Task objective:
Your task is to repeat the entries underneath exactly, minus the pictures.

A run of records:

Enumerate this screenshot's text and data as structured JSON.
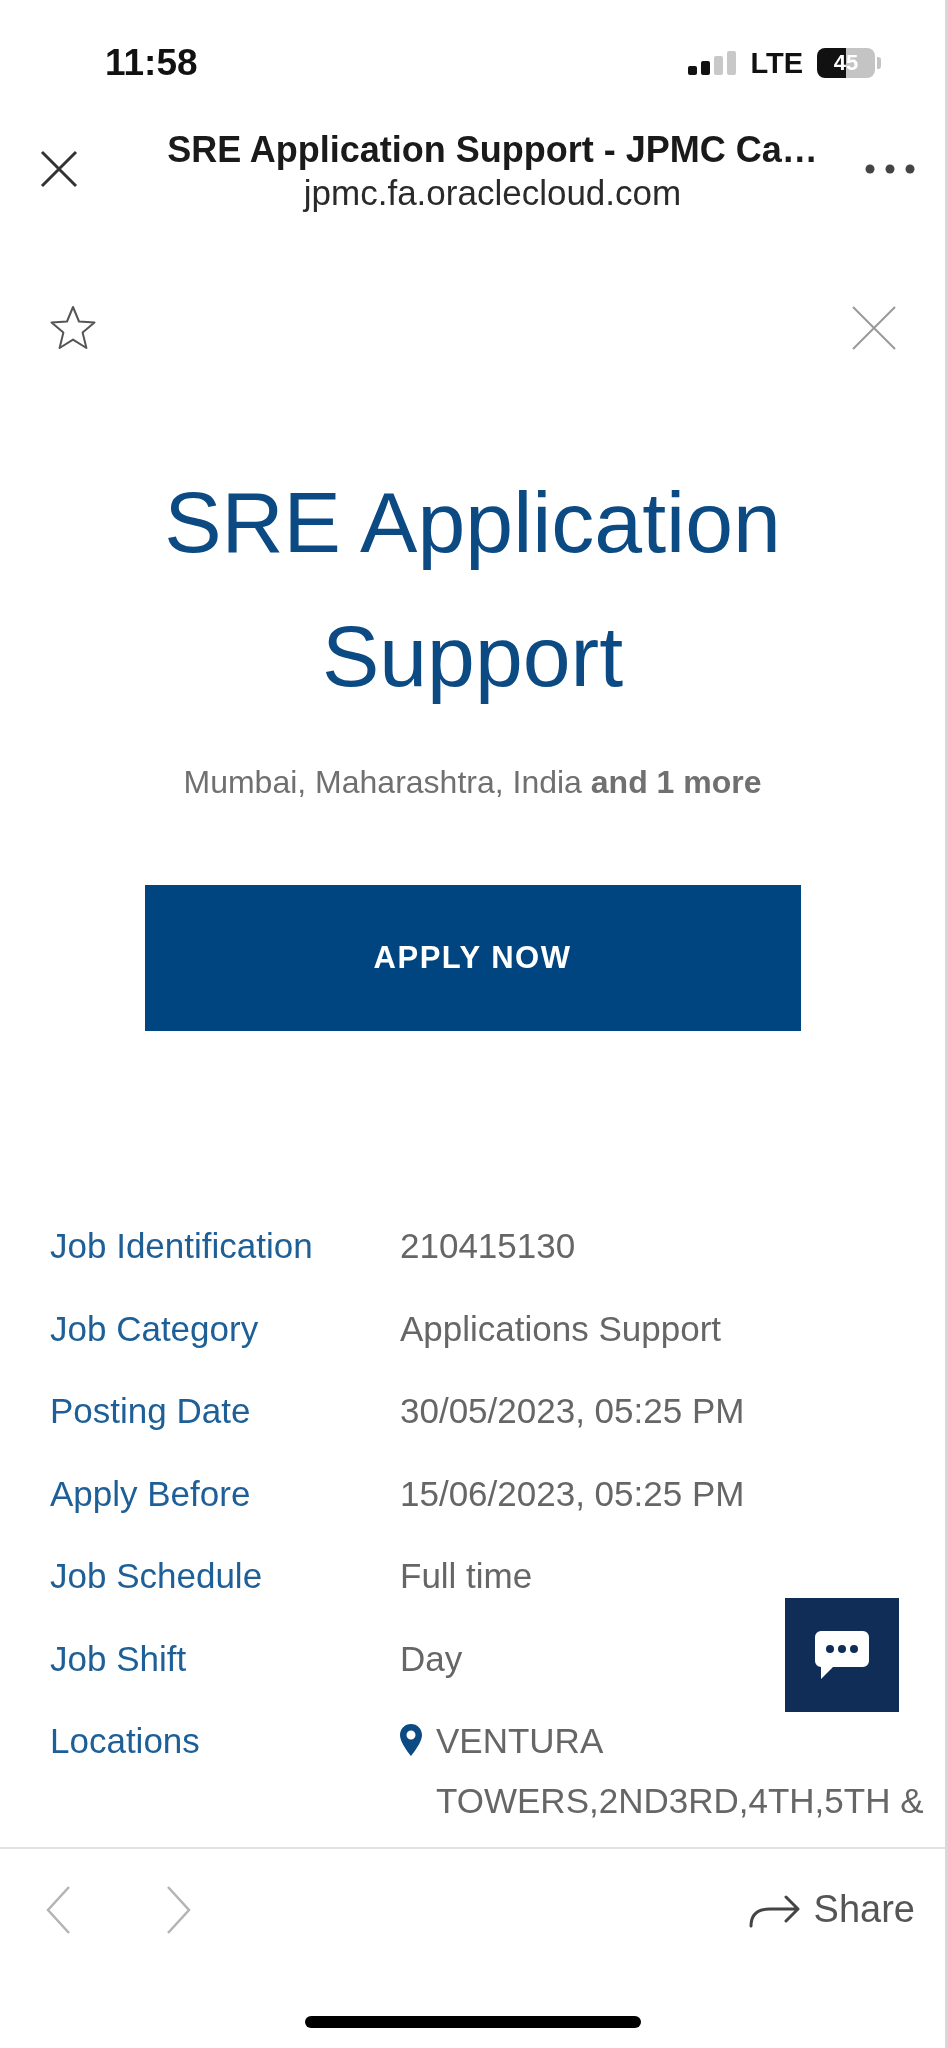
{
  "status_bar": {
    "time": "11:58",
    "network": "LTE",
    "battery": "45"
  },
  "browser_header": {
    "title": "SRE Application Support - JPMC Ca…",
    "url": "jpmc.fa.oraclecloud.com"
  },
  "job": {
    "starred": false,
    "title": "SRE Application Support",
    "location": "Mumbai, Maharashtra, India **and 1 more**",
    "apply_button": "APPLY NOW"
  },
  "details": [
    {
      "kind": "text",
      "label": "Job Identification",
      "value": "210415130"
    },
    {
      "kind": "text",
      "label": "Job Category",
      "value": "Applications Support"
    },
    {
      "kind": "text",
      "label": "Posting Date",
      "value": "30/05/2023, 05:25 PM"
    },
    {
      "kind": "text",
      "label": "Apply Before",
      "value": "15/06/2023, 05:25 PM"
    },
    {
      "kind": "text",
      "label": "Job Schedule",
      "value": "Full time"
    },
    {
      "kind": "text",
      "label": "Job Shift",
      "value": "Day"
    },
    {
      "kind": "location",
      "label": "Locations",
      "value": "VENTURA TOWERS,2ND3RD,4TH,5TH &"
    }
  ],
  "bottom_bar": {
    "nav": [
      {
        "kind": "back",
        "disabled": true
      },
      {
        "kind": "forward",
        "disabled": true
      }
    ],
    "share": "Share"
  }
}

Task output:
Enumerate this screenshot's text and data as structured JSON.
{
  "status_bar": {
    "time": "11:58",
    "network": "LTE",
    "battery": "45"
  },
  "browser_header": {
    "title": "SRE Application Support - JPMC Ca…",
    "url": "jpmc.fa.oraclecloud.com"
  },
  "job": {
    "starred": false,
    "title": "SRE Application Support",
    "location": "Mumbai, Maharashtra, India **and 1 more**",
    "apply_button": "APPLY NOW"
  },
  "details": [
    {
      "kind": "text",
      "label": "Job Identification",
      "value": "210415130"
    },
    {
      "kind": "text",
      "label": "Job Category",
      "value": "Applications Support"
    },
    {
      "kind": "text",
      "label": "Posting Date",
      "value": "30/05/2023, 05:25 PM"
    },
    {
      "kind": "text",
      "label": "Apply Before",
      "value": "15/06/2023, 05:25 PM"
    },
    {
      "kind": "text",
      "label": "Job Schedule",
      "value": "Full time"
    },
    {
      "kind": "text",
      "label": "Job Shift",
      "value": "Day"
    },
    {
      "kind": "location",
      "label": "Locations",
      "value": "VENTURA TOWERS,2ND3RD,4TH,5TH &"
    }
  ],
  "bottom_bar": {
    "nav": [
      {
        "kind": "back",
        "disabled": true
      },
      {
        "kind": "forward",
        "disabled": true
      }
    ],
    "share": "Share"
  }
}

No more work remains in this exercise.